OBJECTIF 1 :: Recopiez à l'identique, s'il vous plaît, les lignes des entrées, en commençant au début des entrées et en terminant à la ligne qui contient « FancyBboxPatch shape <box>263 », ces deux bornes comprises.

Il décide alors de se consacrer entièrement à la peinture. Dès 1941, il participe au Salon des moins de trente ans. À partir de 1948, il s'oriente définitivement vers l'abstraction. En 1949, il expose une première fois chez la galeriste Denise René, qui soutient les artistes de l'avant-garde abstraite, puis à la Galerie de Beaune.
La même année, il se lie avec Renée Beslon, poète, plasticienne et critique d'art, qui restera sa compagne jusqu'à sa mort et qui jouera un rôle majeur dans la défense et l'évolution de son oeuvre. Il fait la connaissance de Roger Van Gindertaël, rédacteur en chef de la revue Cimaise et de Charles Estienne, critique d'art à Combat. Il reçoit le prix Kandinsky en 1951.
À Saint-Léonard-en-Beauce, puis en Bretagne, à Portsall, en 1953 et en 1954, ses œuvres se présentent encore comme de libres interprétations de la nature (La Nuit des feuilles, L'Épée dans les nuages, Vagues). Il va s'orienter vers une gestualité abstraite plus radicale dès 1954, privilégiant la liberté et la rapidité d'exécution du geste.
En 1953, il expose une première fois à la galerie L'Étoile scellée, dont le directeur artistique est André Breton. Il le rencontre à plusieurs reprises à partir de 1954. Breton voit dans ses toutes dernières œuvres (Feu noir 12-1955, Ascendant 12-1955) une possible illustration picturale du principe de l'« écriture automatique ». Il lui signale son affinité spontanée avec le lavis et les écritures chinoises et japonaises, et surtout avec la philosophie et les pratiques du zen[2].

OBJECTIF 2 :: D'après le texte à lire, qui est le directeur artistique de la galerie L'Étoile scellée ?

ENTRÉES DE L'EXERCICE ::
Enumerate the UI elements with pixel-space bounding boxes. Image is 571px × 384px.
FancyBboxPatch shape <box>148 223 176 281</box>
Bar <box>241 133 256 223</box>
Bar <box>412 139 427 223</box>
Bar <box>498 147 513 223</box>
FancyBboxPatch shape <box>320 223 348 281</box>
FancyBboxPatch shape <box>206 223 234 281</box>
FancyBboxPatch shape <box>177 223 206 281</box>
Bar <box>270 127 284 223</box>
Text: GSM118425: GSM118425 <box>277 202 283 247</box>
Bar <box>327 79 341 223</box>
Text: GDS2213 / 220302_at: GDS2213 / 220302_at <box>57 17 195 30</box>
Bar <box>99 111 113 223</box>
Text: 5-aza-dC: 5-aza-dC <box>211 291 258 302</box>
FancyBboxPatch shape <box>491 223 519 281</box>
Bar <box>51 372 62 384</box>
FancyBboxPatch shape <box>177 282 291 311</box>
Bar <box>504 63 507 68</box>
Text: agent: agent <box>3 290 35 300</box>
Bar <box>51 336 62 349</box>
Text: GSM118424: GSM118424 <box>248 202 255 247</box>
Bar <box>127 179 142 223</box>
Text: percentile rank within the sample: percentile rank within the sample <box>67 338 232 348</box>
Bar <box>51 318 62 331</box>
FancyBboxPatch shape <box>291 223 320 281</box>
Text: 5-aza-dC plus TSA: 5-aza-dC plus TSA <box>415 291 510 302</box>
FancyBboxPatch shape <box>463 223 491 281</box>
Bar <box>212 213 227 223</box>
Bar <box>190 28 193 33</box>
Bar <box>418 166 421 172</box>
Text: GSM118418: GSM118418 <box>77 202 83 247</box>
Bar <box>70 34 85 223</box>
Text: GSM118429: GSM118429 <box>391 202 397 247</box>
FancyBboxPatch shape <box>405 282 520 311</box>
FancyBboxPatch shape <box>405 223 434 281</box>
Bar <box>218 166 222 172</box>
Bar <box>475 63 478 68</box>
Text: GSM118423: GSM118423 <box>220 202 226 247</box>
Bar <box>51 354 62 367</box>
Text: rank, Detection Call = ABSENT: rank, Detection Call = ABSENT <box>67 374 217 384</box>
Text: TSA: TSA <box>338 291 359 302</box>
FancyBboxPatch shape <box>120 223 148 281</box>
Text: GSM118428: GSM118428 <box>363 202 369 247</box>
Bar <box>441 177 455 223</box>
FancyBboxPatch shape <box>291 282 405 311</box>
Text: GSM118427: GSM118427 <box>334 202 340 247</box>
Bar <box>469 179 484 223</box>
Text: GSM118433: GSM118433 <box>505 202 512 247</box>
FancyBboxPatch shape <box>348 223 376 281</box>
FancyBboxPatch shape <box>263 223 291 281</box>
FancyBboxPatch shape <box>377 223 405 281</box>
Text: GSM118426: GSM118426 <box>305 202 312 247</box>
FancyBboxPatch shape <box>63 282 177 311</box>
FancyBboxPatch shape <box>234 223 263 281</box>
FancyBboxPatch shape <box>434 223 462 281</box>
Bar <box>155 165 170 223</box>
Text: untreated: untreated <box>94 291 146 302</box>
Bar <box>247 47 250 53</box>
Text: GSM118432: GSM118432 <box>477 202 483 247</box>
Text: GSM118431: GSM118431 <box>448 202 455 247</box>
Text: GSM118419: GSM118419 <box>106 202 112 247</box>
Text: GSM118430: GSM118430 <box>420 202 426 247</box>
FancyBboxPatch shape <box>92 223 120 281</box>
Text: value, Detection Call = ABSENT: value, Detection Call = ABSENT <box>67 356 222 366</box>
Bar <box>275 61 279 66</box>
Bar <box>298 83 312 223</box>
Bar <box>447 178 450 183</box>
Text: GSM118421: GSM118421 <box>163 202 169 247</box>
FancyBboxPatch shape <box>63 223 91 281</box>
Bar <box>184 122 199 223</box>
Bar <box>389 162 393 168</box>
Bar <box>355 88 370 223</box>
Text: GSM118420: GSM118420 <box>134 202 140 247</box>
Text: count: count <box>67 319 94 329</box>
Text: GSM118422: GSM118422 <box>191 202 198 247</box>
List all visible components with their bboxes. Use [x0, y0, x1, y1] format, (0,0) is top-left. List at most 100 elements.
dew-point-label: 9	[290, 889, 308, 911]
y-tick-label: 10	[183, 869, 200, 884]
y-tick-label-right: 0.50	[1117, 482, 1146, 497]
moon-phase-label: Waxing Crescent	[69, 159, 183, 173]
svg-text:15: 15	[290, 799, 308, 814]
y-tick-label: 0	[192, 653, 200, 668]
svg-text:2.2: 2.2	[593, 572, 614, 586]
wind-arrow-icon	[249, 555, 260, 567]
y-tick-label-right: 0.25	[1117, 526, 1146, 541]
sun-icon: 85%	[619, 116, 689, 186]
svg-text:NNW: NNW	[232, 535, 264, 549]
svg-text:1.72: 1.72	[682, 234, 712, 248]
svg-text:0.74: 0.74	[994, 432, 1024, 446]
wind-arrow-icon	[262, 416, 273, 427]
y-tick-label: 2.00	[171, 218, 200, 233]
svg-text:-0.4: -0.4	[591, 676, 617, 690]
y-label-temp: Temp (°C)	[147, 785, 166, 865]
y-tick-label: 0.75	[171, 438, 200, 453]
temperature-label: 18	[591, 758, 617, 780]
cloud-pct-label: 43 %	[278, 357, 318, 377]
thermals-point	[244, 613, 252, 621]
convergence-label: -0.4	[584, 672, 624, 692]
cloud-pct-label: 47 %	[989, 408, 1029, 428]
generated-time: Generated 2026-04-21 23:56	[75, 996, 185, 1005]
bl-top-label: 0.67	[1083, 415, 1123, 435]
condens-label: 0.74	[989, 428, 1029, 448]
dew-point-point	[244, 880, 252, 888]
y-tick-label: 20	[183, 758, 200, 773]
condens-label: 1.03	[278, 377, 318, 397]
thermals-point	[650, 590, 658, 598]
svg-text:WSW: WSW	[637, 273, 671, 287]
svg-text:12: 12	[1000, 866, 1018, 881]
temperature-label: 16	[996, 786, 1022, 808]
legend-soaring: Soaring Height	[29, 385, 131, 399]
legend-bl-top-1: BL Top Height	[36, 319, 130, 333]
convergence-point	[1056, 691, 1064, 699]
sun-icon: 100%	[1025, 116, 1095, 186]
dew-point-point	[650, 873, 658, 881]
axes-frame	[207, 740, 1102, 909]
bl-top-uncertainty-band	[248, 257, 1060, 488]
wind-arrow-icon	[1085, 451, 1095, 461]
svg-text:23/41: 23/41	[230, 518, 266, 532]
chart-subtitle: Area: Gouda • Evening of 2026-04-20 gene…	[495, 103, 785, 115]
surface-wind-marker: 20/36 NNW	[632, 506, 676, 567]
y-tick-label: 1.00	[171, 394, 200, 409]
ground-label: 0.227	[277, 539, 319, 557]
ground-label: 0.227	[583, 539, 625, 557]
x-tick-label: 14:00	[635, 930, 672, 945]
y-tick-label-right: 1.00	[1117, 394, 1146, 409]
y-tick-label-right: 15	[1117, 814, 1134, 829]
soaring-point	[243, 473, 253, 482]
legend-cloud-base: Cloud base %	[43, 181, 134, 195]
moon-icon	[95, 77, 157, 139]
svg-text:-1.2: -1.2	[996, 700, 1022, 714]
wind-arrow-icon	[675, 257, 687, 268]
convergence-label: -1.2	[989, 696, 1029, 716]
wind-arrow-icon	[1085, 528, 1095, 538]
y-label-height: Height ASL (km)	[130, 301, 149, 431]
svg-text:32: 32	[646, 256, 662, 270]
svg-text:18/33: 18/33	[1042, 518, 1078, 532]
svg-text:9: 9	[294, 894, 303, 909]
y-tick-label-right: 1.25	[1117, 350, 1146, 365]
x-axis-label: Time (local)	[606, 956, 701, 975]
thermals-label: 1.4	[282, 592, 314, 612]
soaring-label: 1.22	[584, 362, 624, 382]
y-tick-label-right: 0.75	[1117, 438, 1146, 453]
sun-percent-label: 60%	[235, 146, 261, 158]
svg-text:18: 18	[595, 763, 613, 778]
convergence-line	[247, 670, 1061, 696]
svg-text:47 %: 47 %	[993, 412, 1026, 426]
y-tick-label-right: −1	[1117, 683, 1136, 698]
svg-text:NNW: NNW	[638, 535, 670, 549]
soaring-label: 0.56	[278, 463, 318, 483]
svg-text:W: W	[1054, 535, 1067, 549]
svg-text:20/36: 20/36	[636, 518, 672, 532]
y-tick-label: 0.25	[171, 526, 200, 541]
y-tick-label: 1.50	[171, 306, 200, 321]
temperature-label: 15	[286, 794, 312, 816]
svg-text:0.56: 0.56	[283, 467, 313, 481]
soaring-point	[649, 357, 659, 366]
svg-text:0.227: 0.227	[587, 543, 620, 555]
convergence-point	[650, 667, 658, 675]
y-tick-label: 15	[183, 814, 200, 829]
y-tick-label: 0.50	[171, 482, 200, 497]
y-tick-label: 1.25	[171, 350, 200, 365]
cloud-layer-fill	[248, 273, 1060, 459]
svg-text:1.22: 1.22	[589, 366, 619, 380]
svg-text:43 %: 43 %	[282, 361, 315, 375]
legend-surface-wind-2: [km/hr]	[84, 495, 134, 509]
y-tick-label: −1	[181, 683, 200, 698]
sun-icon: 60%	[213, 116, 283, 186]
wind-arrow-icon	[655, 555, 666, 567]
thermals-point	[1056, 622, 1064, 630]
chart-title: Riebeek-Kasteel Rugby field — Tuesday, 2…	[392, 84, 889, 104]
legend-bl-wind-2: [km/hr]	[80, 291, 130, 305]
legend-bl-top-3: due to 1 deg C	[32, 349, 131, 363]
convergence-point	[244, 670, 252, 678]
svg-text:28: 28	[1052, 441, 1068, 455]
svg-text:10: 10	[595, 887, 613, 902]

RÉPONSE 1 ::
Enumerate the UI elements with pixel-space bounding boxes. Image is 571px × 384px.
FancyBboxPatch shape <box>148 223 176 281</box>
Bar <box>241 133 256 223</box>
Bar <box>412 139 427 223</box>
Bar <box>498 147 513 223</box>
FancyBboxPatch shape <box>320 223 348 281</box>
FancyBboxPatch shape <box>206 223 234 281</box>
FancyBboxPatch shape <box>177 223 206 281</box>
Bar <box>270 127 284 223</box>
Text: GSM118425: GSM118425 <box>277 202 283 247</box>
Bar <box>327 79 341 223</box>
Text: GDS2213 / 220302_at: GDS2213 / 220302_at <box>57 17 195 30</box>
Bar <box>99 111 113 223</box>
Text: 5-aza-dC: 5-aza-dC <box>211 291 258 302</box>
FancyBboxPatch shape <box>491 223 519 281</box>
Bar <box>51 372 62 384</box>
FancyBboxPatch shape <box>177 282 291 311</box>
Bar <box>504 63 507 68</box>
Text: agent: agent <box>3 290 35 300</box>
Bar <box>51 336 62 349</box>
Text: GSM118424: GSM118424 <box>248 202 255 247</box>
Bar <box>127 179 142 223</box>
Text: percentile rank within the sample: percentile rank within the sample <box>67 338 232 348</box>
Bar <box>51 318 62 331</box>
FancyBboxPatch shape <box>291 223 320 281</box>
Text: 5-aza-dC plus TSA: 5-aza-dC plus TSA <box>415 291 510 302</box>
FancyBboxPatch shape <box>463 223 491 281</box>
Bar <box>212 213 227 223</box>
Bar <box>190 28 193 33</box>
Bar <box>418 166 421 172</box>
Text: GSM118418: GSM118418 <box>77 202 83 247</box>
Bar <box>70 34 85 223</box>
Text: GSM118429: GSM118429 <box>391 202 397 247</box>
FancyBboxPatch shape <box>405 282 520 311</box>
FancyBboxPatch shape <box>405 223 434 281</box>
Bar <box>218 166 222 172</box>
Bar <box>475 63 478 68</box>
Text: GSM118423: GSM118423 <box>220 202 226 247</box>
Bar <box>51 354 62 367</box>
Text: rank, Detection Call = ABSENT: rank, Detection Call = ABSENT <box>67 374 217 384</box>
Text: TSA: TSA <box>338 291 359 302</box>
FancyBboxPatch shape <box>120 223 148 281</box>
Text: GSM118428: GSM118428 <box>363 202 369 247</box>
Bar <box>441 177 455 223</box>
FancyBboxPatch shape <box>291 282 405 311</box>
Text: GSM118427: GSM118427 <box>334 202 340 247</box>
Bar <box>469 179 484 223</box>
Text: GSM118433: GSM118433 <box>505 202 512 247</box>
FancyBboxPatch shape <box>348 223 376 281</box>
FancyBboxPatch shape <box>263 223 291 281</box>

RÉPONSE 2 :: André Breton.